Below are some records; return each one exactly.

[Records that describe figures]
______________________________
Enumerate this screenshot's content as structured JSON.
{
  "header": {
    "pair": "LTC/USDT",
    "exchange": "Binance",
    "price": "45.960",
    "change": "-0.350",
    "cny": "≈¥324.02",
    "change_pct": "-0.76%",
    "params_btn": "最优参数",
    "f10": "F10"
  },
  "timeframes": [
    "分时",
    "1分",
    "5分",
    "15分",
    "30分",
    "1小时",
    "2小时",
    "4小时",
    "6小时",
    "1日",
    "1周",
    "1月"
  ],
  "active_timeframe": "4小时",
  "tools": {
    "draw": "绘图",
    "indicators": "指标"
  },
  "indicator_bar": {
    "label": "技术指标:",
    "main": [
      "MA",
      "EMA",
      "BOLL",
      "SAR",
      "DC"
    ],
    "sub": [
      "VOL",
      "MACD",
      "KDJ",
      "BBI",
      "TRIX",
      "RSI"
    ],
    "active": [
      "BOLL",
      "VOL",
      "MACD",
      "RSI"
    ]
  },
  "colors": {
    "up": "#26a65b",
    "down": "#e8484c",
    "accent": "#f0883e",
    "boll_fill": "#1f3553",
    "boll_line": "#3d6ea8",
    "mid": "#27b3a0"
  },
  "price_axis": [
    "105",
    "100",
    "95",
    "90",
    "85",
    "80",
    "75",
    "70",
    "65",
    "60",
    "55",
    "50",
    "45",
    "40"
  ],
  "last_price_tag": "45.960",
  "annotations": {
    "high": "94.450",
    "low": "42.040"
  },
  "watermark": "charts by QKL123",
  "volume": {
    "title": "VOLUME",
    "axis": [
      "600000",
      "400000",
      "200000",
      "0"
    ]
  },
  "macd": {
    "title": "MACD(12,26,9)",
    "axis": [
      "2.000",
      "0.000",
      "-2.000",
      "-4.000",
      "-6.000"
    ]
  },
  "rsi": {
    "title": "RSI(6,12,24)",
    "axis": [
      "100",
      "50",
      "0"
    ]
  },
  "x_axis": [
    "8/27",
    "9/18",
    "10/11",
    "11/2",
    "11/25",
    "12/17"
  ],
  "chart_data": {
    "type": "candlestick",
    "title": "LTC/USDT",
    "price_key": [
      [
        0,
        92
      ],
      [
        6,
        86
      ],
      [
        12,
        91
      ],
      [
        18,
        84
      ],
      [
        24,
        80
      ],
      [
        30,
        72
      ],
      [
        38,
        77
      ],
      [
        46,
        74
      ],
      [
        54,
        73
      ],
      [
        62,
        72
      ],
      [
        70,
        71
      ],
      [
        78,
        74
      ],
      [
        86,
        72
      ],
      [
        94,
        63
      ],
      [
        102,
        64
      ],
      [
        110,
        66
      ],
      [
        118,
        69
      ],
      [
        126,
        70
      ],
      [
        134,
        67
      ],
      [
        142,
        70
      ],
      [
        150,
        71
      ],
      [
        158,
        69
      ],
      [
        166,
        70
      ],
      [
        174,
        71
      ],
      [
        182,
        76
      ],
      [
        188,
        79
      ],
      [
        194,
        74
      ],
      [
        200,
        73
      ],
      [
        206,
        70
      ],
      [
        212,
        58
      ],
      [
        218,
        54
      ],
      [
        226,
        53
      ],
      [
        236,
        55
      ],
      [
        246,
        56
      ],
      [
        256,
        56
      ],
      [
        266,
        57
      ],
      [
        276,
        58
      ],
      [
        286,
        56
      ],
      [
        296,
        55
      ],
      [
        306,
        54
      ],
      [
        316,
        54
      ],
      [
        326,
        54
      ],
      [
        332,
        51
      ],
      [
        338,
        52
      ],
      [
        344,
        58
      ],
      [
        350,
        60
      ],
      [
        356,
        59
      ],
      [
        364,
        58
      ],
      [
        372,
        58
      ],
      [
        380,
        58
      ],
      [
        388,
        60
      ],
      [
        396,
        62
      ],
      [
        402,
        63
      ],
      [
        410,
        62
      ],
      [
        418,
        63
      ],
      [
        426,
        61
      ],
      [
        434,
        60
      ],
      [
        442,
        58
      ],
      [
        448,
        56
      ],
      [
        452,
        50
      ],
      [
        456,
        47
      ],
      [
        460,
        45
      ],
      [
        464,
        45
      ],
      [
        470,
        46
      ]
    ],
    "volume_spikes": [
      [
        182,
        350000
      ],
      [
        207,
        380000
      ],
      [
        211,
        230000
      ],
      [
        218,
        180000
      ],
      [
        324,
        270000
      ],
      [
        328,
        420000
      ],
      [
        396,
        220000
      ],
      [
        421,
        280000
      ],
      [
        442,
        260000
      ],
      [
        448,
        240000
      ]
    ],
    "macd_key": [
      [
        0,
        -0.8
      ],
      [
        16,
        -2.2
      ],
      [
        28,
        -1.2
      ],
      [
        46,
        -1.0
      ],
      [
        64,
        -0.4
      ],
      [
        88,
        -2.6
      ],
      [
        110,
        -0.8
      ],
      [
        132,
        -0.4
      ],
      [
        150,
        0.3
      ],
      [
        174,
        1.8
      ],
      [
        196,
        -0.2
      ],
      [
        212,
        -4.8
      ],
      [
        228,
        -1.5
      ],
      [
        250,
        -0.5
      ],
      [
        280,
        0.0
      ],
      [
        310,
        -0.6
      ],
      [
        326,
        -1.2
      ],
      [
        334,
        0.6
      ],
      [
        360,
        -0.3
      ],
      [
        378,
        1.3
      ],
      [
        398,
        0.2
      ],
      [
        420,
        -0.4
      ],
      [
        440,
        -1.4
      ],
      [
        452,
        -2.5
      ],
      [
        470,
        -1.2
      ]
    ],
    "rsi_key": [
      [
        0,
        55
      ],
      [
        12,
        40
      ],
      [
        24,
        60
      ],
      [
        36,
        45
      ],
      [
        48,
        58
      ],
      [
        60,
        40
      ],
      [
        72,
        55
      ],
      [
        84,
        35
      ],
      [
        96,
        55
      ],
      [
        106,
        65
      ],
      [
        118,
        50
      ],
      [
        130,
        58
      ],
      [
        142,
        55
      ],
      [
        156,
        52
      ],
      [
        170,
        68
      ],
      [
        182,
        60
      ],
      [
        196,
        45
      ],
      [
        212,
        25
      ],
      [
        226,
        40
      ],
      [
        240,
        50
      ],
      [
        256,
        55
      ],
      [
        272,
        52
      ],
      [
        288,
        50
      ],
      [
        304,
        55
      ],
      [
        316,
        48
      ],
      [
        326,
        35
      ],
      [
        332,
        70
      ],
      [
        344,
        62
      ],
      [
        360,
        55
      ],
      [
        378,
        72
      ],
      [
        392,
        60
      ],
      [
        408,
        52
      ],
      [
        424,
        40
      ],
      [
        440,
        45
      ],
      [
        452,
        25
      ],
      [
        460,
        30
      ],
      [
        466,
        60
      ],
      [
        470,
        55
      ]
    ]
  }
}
______________________________
#### SOLUTION BELOW
Enumerate this screenshot's content as structured JSON.
{
  "header": {
    "pair": "LTC/USDT",
    "exchange": "Binance",
    "price": "45.960",
    "change": "-0.350",
    "cny": "≈¥324.02",
    "change_pct": "-0.76%",
    "params_btn": "最优参数",
    "f10": "F10"
  },
  "timeframes": [
    "分时",
    "1分",
    "5分",
    "15分",
    "30分",
    "1小时",
    "2小时",
    "4小时",
    "6小时",
    "1日",
    "1周",
    "1月"
  ],
  "active_timeframe": "4小时",
  "tools": {
    "draw": "绘图",
    "indicators": "指标"
  },
  "indicator_bar": {
    "label": "技术指标:",
    "main": [
      "MA",
      "EMA",
      "BOLL",
      "SAR",
      "DC"
    ],
    "sub": [
      "VOL",
      "MACD",
      "KDJ",
      "BBI",
      "TRIX",
      "RSI"
    ],
    "active": [
      "BOLL",
      "VOL",
      "MACD",
      "RSI"
    ]
  },
  "colors": {
    "up": "#26a65b",
    "down": "#e8484c",
    "accent": "#f0883e",
    "boll_fill": "#1f3553",
    "boll_line": "#3d6ea8",
    "mid": "#27b3a0"
  },
  "price_axis": [
    "105",
    "100",
    "95",
    "90",
    "85",
    "80",
    "75",
    "70",
    "65",
    "60",
    "55",
    "50",
    "45",
    "40"
  ],
  "last_price_tag": "45.960",
  "annotations": {
    "high": "94.450",
    "low": "42.040"
  },
  "watermark": "charts by QKL123",
  "volume": {
    "title": "VOLUME",
    "axis": [
      "600000",
      "400000",
      "200000",
      "0"
    ]
  },
  "macd": {
    "title": "MACD(12,26,9)",
    "axis": [
      "2.000",
      "0.000",
      "-2.000",
      "-4.000",
      "-6.000"
    ]
  },
  "rsi": {
    "title": "RSI(6,12,24)",
    "axis": [
      "100",
      "50",
      "0"
    ]
  },
  "x_axis": [
    "8/27",
    "9/18",
    "10/11",
    "11/2",
    "11/25",
    "12/17"
  ],
  "chart_data": {
    "type": "candlestick",
    "title": "LTC/USDT",
    "price_key": [
      [
        0,
        92
      ],
      [
        6,
        86
      ],
      [
        12,
        91
      ],
      [
        18,
        84
      ],
      [
        24,
        80
      ],
      [
        30,
        72
      ],
      [
        38,
        77
      ],
      [
        46,
        74
      ],
      [
        54,
        73
      ],
      [
        62,
        72
      ],
      [
        70,
        71
      ],
      [
        78,
        74
      ],
      [
        86,
        72
      ],
      [
        94,
        63
      ],
      [
        102,
        64
      ],
      [
        110,
        66
      ],
      [
        118,
        69
      ],
      [
        126,
        70
      ],
      [
        134,
        67
      ],
      [
        142,
        70
      ],
      [
        150,
        71
      ],
      [
        158,
        69
      ],
      [
        166,
        70
      ],
      [
        174,
        71
      ],
      [
        182,
        76
      ],
      [
        188,
        79
      ],
      [
        194,
        74
      ],
      [
        200,
        73
      ],
      [
        206,
        70
      ],
      [
        212,
        58
      ],
      [
        218,
        54
      ],
      [
        226,
        53
      ],
      [
        236,
        55
      ],
      [
        246,
        56
      ],
      [
        256,
        56
      ],
      [
        266,
        57
      ],
      [
        276,
        58
      ],
      [
        286,
        56
      ],
      [
        296,
        55
      ],
      [
        306,
        54
      ],
      [
        316,
        54
      ],
      [
        326,
        54
      ],
      [
        332,
        51
      ],
      [
        338,
        52
      ],
      [
        344,
        58
      ],
      [
        350,
        60
      ],
      [
        356,
        59
      ],
      [
        364,
        58
      ],
      [
        372,
        58
      ],
      [
        380,
        58
      ],
      [
        388,
        60
      ],
      [
        396,
        62
      ],
      [
        402,
        63
      ],
      [
        410,
        62
      ],
      [
        418,
        63
      ],
      [
        426,
        61
      ],
      [
        434,
        60
      ],
      [
        442,
        58
      ],
      [
        448,
        56
      ],
      [
        452,
        50
      ],
      [
        456,
        47
      ],
      [
        460,
        45
      ],
      [
        464,
        45
      ],
      [
        470,
        46
      ]
    ],
    "volume_spikes": [
      [
        182,
        350000
      ],
      [
        207,
        380000
      ],
      [
        211,
        230000
      ],
      [
        218,
        180000
      ],
      [
        324,
        270000
      ],
      [
        328,
        420000
      ],
      [
        396,
        220000
      ],
      [
        421,
        280000
      ],
      [
        442,
        260000
      ],
      [
        448,
        240000
      ]
    ],
    "macd_key": [
      [
        0,
        -0.8
      ],
      [
        16,
        -2.2
      ],
      [
        28,
        -1.2
      ],
      [
        46,
        -1.0
      ],
      [
        64,
        -0.4
      ],
      [
        88,
        -2.6
      ],
      [
        110,
        -0.8
      ],
      [
        132,
        -0.4
      ],
      [
        150,
        0.3
      ],
      [
        174,
        1.8
      ],
      [
        196,
        -0.2
      ],
      [
        212,
        -4.8
      ],
      [
        228,
        -1.5
      ],
      [
        250,
        -0.5
      ],
      [
        280,
        0.0
      ],
      [
        310,
        -0.6
      ],
      [
        326,
        -1.2
      ],
      [
        334,
        0.6
      ],
      [
        360,
        -0.3
      ],
      [
        378,
        1.3
      ],
      [
        398,
        0.2
      ],
      [
        420,
        -0.4
      ],
      [
        440,
        -1.4
      ],
      [
        452,
        -2.5
      ],
      [
        470,
        -1.2
      ]
    ],
    "rsi_key": [
      [
        0,
        55
      ],
      [
        12,
        40
      ],
      [
        24,
        60
      ],
      [
        36,
        45
      ],
      [
        48,
        58
      ],
      [
        60,
        40
      ],
      [
        72,
        55
      ],
      [
        84,
        35
      ],
      [
        96,
        55
      ],
      [
        106,
        65
      ],
      [
        118,
        50
      ],
      [
        130,
        58
      ],
      [
        142,
        55
      ],
      [
        156,
        52
      ],
      [
        170,
        68
      ],
      [
        182,
        60
      ],
      [
        196,
        45
      ],
      [
        212,
        25
      ],
      [
        226,
        40
      ],
      [
        240,
        50
      ],
      [
        256,
        55
      ],
      [
        272,
        52
      ],
      [
        288,
        50
      ],
      [
        304,
        55
      ],
      [
        316,
        48
      ],
      [
        326,
        35
      ],
      [
        332,
        70
      ],
      [
        344,
        62
      ],
      [
        360,
        55
      ],
      [
        378,
        72
      ],
      [
        392,
        60
      ],
      [
        408,
        52
      ],
      [
        424,
        40
      ],
      [
        440,
        45
      ],
      [
        452,
        25
      ],
      [
        460,
        30
      ],
      [
        466,
        60
      ],
      [
        470,
        55
      ]
    ]
  }
}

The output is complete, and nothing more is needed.